Exercise aim →
Select the lines that contain "face" and copy each of them.

Supplied material →
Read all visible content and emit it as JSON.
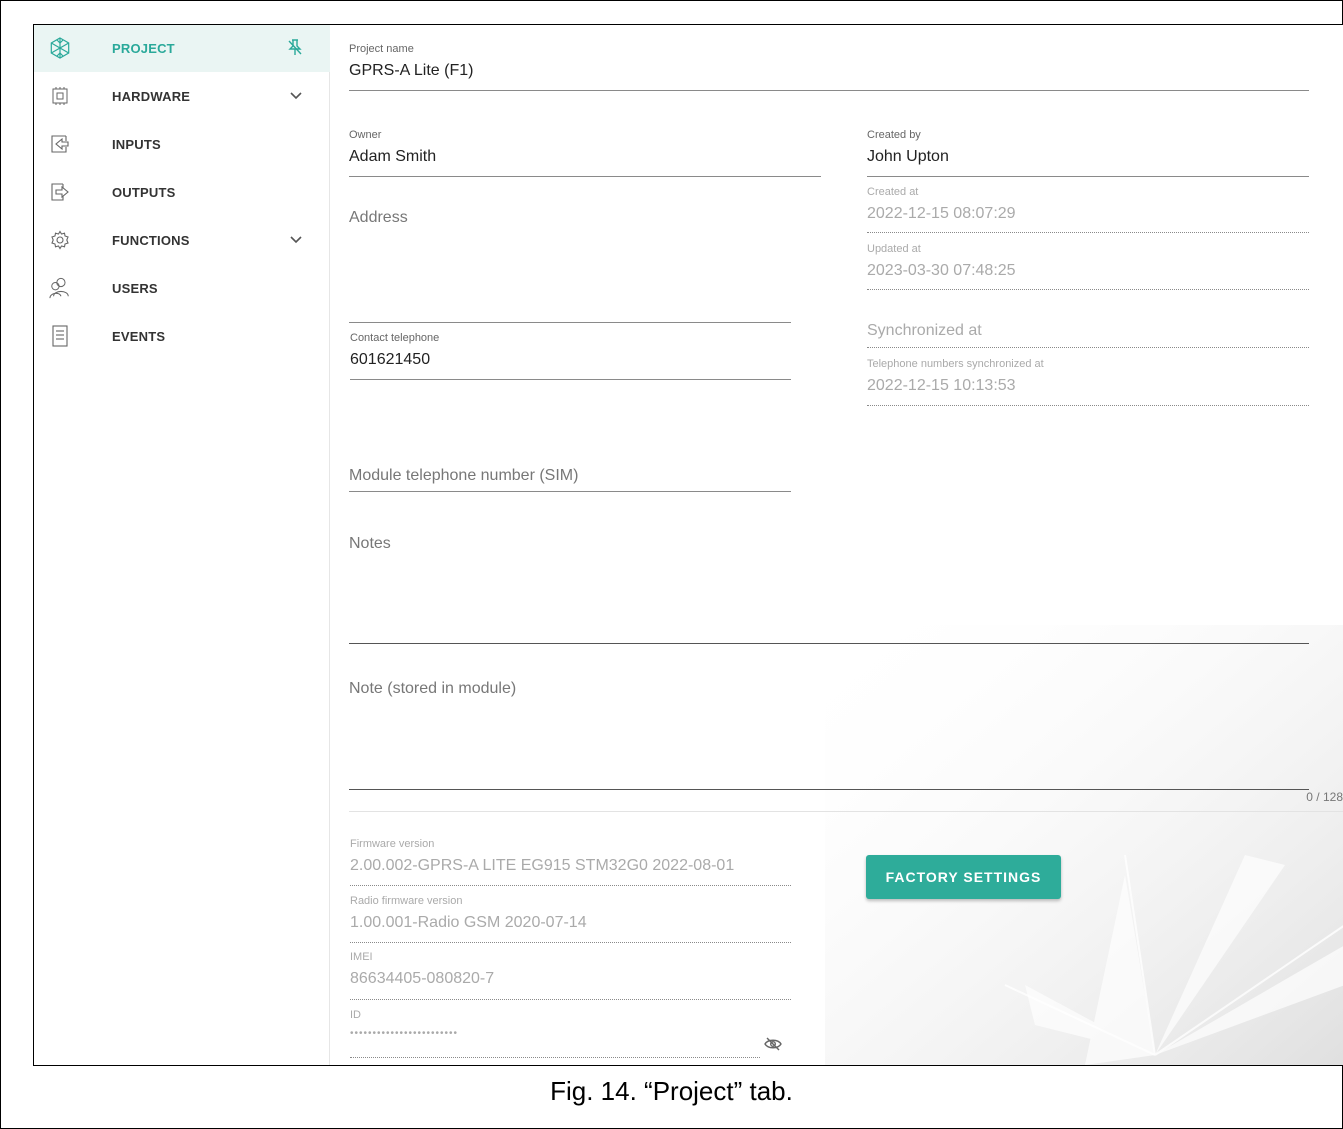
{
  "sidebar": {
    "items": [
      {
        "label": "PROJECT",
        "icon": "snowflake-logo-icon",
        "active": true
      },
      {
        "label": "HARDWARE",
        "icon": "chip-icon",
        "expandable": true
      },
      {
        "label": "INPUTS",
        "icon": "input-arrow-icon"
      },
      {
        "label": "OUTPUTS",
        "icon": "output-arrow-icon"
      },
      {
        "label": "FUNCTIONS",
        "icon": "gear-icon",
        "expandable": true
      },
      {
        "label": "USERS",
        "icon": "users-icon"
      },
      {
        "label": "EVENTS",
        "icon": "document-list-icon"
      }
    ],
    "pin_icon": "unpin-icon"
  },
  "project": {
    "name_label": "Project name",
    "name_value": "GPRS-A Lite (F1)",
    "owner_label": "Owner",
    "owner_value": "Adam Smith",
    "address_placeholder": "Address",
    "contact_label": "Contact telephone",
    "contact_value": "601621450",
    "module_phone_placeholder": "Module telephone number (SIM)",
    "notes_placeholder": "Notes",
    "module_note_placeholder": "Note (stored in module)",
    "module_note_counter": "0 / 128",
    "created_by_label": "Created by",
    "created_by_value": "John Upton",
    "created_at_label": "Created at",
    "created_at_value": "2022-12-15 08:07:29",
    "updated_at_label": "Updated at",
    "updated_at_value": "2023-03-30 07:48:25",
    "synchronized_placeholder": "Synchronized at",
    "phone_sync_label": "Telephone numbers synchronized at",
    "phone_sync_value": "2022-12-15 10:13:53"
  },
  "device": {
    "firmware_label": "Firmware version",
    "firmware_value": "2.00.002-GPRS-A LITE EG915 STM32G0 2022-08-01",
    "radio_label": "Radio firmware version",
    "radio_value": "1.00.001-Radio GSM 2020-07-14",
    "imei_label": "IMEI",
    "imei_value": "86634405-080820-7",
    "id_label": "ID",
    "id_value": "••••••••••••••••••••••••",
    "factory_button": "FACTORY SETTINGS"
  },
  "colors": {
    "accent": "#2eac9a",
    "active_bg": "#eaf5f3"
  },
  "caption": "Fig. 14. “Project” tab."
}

---

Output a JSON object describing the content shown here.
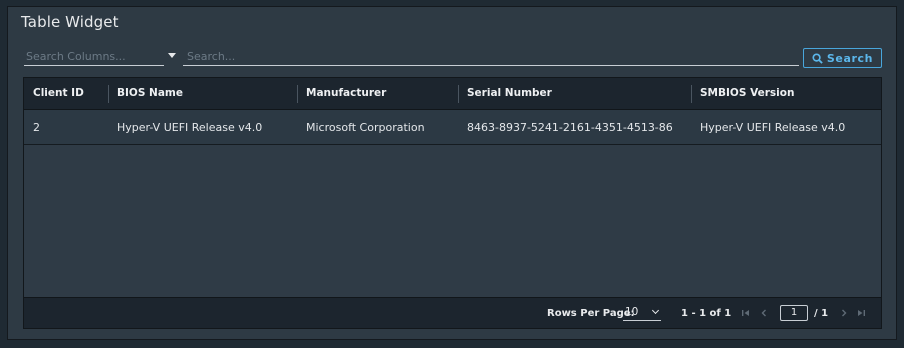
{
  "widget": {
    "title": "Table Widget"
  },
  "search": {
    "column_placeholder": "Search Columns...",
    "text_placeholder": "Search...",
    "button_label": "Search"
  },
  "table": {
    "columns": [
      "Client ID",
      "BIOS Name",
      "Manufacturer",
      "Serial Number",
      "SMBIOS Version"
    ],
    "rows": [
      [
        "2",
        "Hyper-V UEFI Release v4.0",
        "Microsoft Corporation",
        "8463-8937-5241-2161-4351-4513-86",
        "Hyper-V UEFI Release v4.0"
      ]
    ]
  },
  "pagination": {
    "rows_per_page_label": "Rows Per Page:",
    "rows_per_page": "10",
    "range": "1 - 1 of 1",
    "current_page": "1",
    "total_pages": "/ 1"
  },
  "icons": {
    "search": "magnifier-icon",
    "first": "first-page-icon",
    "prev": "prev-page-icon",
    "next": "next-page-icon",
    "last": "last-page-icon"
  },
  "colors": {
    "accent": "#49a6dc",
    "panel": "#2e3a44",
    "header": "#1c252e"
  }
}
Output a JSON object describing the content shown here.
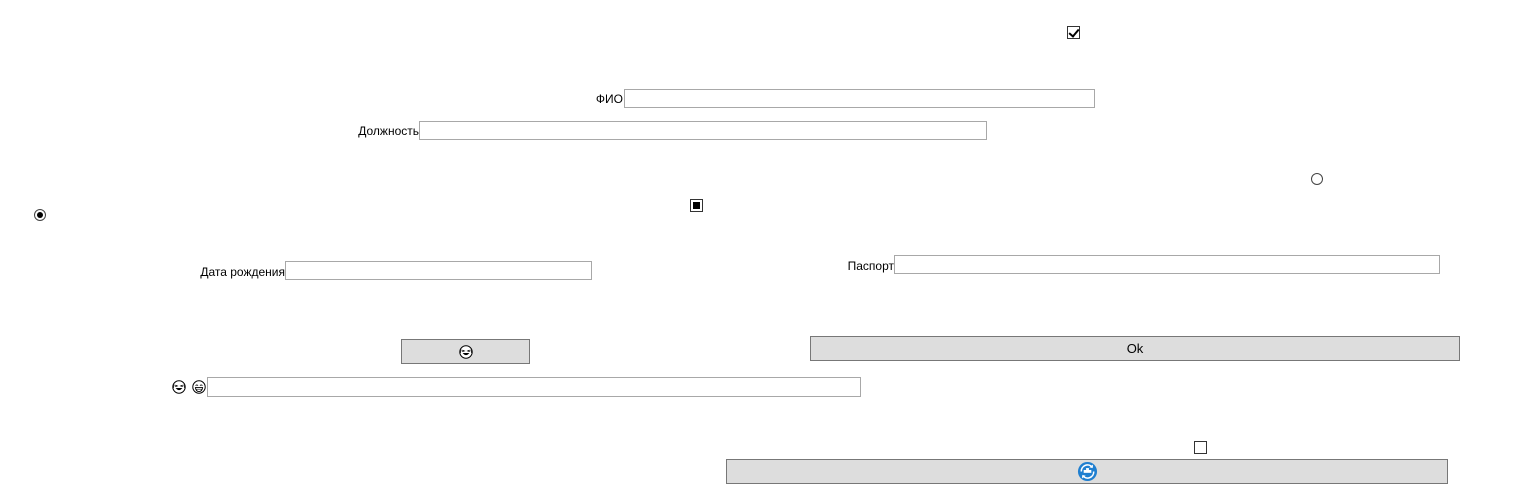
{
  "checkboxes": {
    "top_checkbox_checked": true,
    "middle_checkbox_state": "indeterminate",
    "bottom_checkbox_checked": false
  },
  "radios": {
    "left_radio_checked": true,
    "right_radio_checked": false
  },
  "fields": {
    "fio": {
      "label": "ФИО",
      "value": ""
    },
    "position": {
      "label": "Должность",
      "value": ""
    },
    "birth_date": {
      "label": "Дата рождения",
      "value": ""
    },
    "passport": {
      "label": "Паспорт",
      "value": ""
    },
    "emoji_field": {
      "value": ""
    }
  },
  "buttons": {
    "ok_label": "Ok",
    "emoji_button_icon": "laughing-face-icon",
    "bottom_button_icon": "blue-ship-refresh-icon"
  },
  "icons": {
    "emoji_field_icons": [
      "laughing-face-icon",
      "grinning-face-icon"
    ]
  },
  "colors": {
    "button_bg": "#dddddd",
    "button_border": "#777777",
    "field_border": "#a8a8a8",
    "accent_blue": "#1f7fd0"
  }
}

Written response →
    "emoji_button_icon": "laughing-face-icon",
      "laughing-face-icon",
      "grinning-face-icon"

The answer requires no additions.